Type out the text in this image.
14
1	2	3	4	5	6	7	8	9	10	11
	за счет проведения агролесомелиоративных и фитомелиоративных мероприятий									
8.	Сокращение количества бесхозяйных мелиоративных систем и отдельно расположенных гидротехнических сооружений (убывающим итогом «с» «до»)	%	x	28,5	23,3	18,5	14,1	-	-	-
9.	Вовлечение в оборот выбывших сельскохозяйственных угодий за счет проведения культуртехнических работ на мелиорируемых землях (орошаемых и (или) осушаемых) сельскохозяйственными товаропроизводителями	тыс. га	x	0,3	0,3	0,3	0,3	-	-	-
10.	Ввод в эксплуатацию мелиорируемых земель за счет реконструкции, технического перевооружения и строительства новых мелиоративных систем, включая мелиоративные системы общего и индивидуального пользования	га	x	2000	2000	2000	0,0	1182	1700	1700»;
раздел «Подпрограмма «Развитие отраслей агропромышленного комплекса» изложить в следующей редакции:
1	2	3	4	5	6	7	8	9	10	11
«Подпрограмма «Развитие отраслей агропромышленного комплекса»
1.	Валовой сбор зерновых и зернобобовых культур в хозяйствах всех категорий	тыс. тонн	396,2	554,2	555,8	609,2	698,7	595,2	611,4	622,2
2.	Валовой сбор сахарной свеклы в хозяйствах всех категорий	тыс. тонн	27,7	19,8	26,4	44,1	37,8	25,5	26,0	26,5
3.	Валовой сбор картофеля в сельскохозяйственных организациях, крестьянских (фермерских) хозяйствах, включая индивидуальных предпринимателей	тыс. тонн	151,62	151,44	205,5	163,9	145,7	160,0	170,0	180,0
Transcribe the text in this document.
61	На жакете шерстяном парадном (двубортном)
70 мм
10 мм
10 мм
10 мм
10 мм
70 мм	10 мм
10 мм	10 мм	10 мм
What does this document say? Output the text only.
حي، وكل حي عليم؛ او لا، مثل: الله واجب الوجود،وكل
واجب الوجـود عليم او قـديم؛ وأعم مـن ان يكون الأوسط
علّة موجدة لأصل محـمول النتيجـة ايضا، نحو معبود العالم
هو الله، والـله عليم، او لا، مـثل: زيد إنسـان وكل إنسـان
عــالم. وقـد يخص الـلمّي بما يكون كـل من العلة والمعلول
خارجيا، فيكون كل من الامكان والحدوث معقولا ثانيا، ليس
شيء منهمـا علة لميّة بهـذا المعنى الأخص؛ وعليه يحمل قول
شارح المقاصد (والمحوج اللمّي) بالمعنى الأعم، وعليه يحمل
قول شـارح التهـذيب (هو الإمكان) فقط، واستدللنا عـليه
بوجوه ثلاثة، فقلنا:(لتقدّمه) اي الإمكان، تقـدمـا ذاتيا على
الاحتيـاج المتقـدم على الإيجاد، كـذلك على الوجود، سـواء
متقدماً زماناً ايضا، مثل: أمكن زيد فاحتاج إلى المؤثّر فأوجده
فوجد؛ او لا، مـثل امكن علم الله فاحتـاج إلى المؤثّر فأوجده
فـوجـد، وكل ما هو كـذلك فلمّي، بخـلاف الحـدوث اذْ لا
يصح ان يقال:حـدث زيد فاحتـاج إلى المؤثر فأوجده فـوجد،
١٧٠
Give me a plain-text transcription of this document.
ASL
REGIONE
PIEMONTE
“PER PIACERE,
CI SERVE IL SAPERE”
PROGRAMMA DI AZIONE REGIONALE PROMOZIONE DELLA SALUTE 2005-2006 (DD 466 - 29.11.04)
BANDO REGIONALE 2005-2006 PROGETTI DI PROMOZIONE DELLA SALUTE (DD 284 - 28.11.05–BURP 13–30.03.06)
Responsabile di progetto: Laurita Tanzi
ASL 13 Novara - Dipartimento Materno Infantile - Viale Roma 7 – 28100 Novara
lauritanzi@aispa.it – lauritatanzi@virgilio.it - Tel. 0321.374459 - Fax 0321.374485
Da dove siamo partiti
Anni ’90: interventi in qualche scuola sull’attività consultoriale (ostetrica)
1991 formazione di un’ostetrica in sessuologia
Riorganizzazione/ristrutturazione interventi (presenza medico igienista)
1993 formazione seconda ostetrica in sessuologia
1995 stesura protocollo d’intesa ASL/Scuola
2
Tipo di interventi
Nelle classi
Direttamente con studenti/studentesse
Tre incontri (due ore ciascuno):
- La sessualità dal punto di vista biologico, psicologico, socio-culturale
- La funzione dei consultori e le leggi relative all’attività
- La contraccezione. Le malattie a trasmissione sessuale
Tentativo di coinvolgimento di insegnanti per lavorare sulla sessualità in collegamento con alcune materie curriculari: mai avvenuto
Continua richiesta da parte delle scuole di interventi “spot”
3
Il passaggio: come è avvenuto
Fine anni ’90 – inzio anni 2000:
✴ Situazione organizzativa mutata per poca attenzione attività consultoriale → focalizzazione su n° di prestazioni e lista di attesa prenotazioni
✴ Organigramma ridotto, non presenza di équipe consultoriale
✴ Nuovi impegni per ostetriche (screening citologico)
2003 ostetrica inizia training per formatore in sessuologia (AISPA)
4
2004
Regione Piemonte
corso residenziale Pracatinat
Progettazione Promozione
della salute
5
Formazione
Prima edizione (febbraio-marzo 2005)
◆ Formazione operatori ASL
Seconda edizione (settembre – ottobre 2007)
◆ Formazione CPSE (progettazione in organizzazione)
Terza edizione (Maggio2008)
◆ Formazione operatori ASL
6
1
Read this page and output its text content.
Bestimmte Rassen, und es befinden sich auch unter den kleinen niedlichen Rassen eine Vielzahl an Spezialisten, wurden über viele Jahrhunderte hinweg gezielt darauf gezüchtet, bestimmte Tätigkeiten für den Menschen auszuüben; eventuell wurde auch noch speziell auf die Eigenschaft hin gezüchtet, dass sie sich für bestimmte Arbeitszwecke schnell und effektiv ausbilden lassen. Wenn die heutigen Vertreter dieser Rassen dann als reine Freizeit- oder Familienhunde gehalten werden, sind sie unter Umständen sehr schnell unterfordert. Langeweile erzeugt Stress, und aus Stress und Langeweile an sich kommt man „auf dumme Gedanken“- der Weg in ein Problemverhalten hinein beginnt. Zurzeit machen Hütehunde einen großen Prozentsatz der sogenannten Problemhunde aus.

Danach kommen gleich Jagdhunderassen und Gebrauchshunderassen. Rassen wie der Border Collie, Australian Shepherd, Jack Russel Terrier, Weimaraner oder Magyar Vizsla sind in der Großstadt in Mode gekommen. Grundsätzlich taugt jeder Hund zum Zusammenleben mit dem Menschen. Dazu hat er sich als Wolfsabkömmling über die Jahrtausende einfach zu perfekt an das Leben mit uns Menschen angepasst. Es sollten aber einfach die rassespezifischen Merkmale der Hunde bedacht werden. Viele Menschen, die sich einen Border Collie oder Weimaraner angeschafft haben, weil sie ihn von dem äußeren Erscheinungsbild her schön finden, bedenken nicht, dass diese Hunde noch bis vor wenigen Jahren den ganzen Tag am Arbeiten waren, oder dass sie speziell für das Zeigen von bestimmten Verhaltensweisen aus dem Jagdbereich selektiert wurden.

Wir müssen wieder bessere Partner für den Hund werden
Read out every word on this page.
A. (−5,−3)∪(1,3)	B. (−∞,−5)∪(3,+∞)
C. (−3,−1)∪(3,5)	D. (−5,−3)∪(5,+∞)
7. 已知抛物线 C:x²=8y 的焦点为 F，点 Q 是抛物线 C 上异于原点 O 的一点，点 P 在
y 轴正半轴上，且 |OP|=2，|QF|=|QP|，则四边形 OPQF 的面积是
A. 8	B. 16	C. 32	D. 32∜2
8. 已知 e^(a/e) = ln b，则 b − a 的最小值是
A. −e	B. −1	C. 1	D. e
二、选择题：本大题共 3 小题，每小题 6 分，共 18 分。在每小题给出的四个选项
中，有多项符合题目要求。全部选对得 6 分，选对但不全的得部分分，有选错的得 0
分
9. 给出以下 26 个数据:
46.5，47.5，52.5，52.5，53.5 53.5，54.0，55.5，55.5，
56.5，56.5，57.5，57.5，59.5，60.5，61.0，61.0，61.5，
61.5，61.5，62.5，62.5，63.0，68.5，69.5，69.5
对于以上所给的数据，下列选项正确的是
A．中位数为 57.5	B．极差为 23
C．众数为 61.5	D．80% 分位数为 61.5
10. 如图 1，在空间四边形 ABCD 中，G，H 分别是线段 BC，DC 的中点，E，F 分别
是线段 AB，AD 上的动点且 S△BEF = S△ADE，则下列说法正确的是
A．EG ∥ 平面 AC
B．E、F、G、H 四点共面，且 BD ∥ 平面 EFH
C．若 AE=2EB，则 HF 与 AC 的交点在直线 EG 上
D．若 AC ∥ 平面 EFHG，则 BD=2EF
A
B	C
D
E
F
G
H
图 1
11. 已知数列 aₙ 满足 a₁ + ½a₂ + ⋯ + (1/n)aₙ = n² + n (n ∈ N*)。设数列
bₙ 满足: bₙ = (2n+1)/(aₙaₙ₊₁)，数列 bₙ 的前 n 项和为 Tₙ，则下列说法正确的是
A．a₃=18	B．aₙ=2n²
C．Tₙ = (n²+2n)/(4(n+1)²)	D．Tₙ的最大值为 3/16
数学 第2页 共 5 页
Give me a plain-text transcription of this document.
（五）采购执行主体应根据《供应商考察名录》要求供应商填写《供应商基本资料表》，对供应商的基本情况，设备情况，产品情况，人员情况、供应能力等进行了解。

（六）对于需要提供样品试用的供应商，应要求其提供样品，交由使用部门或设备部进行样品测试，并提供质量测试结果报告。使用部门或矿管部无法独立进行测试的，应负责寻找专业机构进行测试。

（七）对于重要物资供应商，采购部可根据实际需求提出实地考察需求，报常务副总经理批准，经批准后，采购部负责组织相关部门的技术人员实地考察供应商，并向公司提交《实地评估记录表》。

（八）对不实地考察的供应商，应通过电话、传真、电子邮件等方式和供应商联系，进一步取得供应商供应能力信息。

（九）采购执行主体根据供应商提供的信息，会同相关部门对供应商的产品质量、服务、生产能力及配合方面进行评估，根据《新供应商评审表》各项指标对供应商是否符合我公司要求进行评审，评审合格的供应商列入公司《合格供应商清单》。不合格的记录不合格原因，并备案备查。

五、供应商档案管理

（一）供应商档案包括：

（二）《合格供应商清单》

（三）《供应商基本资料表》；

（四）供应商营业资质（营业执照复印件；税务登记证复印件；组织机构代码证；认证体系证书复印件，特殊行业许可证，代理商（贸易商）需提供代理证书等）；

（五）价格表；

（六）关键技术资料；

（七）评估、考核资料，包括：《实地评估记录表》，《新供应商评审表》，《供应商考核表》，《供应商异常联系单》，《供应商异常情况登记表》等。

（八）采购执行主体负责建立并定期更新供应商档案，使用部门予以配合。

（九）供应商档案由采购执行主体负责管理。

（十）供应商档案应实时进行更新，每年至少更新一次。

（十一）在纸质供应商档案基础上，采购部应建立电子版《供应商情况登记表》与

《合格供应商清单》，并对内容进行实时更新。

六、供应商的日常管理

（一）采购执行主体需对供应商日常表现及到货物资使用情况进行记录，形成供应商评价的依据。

####

STATED GOAL
Report back each line of the entries that holds the string "edizione".

PROBLEM SOLUTION
Prima edizione (febbraio-marzo 2005)
Seconda edizione (settembre – ottobre 2007)
Terza edizione (Maggio2008)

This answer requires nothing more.